*Your goal:* List each line of the data that holds the word "YouTube".

(Some records)

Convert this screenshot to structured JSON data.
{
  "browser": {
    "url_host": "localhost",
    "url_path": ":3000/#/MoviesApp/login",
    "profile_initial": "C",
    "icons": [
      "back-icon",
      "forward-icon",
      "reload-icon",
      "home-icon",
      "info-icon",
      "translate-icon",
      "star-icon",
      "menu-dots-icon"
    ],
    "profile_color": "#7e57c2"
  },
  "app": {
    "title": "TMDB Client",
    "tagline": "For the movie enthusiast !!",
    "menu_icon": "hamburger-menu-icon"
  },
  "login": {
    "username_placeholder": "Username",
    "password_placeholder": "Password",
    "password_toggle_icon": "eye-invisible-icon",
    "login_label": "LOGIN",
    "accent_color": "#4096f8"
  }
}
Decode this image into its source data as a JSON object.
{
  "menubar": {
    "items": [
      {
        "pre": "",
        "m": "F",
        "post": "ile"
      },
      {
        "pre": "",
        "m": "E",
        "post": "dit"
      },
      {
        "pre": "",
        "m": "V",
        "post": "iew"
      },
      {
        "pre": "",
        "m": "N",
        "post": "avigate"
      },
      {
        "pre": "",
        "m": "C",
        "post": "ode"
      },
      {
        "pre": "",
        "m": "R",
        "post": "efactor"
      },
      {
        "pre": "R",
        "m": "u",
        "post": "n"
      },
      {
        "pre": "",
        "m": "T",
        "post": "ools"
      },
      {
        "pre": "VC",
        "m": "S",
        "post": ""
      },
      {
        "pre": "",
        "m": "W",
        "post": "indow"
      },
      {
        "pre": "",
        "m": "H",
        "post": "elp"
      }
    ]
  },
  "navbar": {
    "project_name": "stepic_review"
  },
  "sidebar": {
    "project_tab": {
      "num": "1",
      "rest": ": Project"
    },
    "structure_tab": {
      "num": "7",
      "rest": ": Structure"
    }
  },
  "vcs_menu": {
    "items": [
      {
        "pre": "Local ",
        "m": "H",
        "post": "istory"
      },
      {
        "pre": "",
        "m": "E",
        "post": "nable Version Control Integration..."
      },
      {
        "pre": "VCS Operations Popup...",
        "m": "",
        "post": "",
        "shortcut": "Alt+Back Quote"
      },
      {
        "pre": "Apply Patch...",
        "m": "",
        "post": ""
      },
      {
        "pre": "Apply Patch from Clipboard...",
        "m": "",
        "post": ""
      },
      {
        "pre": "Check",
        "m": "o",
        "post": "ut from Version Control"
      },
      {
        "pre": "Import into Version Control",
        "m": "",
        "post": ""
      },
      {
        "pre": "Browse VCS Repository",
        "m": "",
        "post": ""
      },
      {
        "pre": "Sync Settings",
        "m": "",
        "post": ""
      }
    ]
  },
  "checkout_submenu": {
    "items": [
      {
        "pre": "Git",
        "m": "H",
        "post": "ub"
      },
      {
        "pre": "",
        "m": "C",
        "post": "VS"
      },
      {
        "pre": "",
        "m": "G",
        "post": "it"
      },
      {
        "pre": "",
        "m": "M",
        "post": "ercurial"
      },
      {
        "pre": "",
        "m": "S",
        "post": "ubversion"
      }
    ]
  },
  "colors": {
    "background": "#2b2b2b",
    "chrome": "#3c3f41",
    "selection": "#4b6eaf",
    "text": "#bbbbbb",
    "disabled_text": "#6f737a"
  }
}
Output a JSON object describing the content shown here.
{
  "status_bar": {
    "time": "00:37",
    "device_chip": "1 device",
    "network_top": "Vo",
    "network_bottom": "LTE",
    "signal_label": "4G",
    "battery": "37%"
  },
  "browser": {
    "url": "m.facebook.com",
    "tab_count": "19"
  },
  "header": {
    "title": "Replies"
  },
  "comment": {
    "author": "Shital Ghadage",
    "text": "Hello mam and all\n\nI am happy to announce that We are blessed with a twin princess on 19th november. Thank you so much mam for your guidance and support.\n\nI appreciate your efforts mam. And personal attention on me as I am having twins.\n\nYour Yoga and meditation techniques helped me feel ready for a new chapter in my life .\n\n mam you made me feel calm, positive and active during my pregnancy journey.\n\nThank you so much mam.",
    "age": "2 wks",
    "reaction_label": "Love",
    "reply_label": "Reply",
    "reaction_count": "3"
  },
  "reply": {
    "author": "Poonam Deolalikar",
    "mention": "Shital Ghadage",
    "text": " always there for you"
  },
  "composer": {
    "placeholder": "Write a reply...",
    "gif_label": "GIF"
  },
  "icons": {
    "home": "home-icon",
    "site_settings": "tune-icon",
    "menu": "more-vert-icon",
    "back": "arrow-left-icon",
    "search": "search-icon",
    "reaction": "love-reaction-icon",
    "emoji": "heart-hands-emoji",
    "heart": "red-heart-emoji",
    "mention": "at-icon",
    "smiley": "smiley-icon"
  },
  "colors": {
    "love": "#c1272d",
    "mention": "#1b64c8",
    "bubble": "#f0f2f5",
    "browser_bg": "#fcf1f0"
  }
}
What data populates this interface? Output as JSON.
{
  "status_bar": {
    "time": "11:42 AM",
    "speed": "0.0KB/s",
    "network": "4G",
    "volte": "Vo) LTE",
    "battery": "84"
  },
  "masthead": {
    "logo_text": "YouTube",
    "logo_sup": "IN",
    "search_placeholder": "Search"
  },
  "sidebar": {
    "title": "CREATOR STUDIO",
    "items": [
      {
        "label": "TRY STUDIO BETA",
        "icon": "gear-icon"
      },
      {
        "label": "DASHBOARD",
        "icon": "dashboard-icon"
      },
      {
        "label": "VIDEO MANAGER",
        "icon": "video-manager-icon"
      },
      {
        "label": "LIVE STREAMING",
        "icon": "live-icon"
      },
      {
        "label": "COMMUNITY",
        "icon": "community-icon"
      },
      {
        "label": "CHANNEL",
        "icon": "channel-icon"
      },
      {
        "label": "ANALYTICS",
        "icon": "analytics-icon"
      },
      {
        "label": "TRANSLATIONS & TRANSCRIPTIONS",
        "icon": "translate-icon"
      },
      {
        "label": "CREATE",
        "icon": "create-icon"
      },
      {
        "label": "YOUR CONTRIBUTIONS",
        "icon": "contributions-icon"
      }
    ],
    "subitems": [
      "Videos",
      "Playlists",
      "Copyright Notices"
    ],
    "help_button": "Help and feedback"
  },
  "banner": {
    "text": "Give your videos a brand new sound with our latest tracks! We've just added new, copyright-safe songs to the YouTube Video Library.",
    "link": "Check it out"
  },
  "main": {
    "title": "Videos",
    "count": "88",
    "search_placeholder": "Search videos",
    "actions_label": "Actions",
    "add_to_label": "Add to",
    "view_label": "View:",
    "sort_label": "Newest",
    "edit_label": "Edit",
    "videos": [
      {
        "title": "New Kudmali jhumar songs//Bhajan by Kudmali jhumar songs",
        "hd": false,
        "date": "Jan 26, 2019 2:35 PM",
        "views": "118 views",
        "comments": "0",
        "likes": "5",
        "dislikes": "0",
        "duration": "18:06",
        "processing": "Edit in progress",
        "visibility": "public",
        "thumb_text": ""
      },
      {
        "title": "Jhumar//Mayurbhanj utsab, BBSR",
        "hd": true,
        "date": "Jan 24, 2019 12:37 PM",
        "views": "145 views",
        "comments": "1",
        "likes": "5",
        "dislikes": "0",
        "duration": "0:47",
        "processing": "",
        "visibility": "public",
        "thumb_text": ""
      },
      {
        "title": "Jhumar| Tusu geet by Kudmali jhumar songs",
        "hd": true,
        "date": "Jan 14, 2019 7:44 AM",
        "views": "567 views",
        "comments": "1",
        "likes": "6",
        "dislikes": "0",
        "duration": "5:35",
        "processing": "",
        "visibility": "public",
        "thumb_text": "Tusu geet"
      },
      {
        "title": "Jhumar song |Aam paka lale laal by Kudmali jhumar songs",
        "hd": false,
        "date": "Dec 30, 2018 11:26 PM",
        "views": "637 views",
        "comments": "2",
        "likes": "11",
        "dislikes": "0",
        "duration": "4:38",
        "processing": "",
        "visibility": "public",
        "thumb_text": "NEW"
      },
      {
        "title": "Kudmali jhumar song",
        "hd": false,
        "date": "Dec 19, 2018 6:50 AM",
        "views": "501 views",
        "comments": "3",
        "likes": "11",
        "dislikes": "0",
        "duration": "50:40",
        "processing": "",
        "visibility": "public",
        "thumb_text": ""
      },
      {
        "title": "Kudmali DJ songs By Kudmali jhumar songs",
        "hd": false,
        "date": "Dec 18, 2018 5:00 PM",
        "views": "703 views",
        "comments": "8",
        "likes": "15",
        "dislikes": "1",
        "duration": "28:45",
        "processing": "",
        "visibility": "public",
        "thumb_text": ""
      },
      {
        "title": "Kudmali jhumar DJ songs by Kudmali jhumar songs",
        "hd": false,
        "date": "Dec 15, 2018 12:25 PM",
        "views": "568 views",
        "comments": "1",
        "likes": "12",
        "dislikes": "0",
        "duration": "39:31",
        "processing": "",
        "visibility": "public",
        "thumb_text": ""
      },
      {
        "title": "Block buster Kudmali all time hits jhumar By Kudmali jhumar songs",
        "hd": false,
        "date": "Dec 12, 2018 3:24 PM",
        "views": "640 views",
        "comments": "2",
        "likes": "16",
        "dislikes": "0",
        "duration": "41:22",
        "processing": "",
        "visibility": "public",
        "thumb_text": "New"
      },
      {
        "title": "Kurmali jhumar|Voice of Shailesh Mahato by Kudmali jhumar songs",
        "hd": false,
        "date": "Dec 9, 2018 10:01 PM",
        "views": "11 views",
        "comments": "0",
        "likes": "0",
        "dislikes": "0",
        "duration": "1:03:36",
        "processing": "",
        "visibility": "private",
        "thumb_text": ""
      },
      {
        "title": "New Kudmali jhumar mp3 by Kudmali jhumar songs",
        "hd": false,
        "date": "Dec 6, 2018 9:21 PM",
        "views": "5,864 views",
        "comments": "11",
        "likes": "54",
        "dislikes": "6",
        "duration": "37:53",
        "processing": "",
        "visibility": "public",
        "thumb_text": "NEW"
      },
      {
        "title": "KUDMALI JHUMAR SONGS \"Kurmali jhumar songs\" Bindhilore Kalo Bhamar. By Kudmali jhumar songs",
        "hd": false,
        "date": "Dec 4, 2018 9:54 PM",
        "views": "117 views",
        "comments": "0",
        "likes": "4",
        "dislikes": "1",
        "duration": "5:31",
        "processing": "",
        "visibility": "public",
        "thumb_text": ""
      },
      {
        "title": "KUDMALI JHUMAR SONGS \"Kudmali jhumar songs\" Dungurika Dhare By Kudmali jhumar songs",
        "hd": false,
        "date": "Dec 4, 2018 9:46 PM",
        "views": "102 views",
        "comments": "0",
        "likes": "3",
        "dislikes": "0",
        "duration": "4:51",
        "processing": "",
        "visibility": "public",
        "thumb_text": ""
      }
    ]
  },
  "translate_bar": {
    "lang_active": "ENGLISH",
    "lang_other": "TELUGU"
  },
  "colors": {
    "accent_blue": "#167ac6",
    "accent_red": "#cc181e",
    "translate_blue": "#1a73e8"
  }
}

*Written solution:*
    "logo_text": "YouTube",
    "text": "Give your videos a brand new sound with our latest tracks! We've just added new, copyright-safe songs to the YouTube Video Library.",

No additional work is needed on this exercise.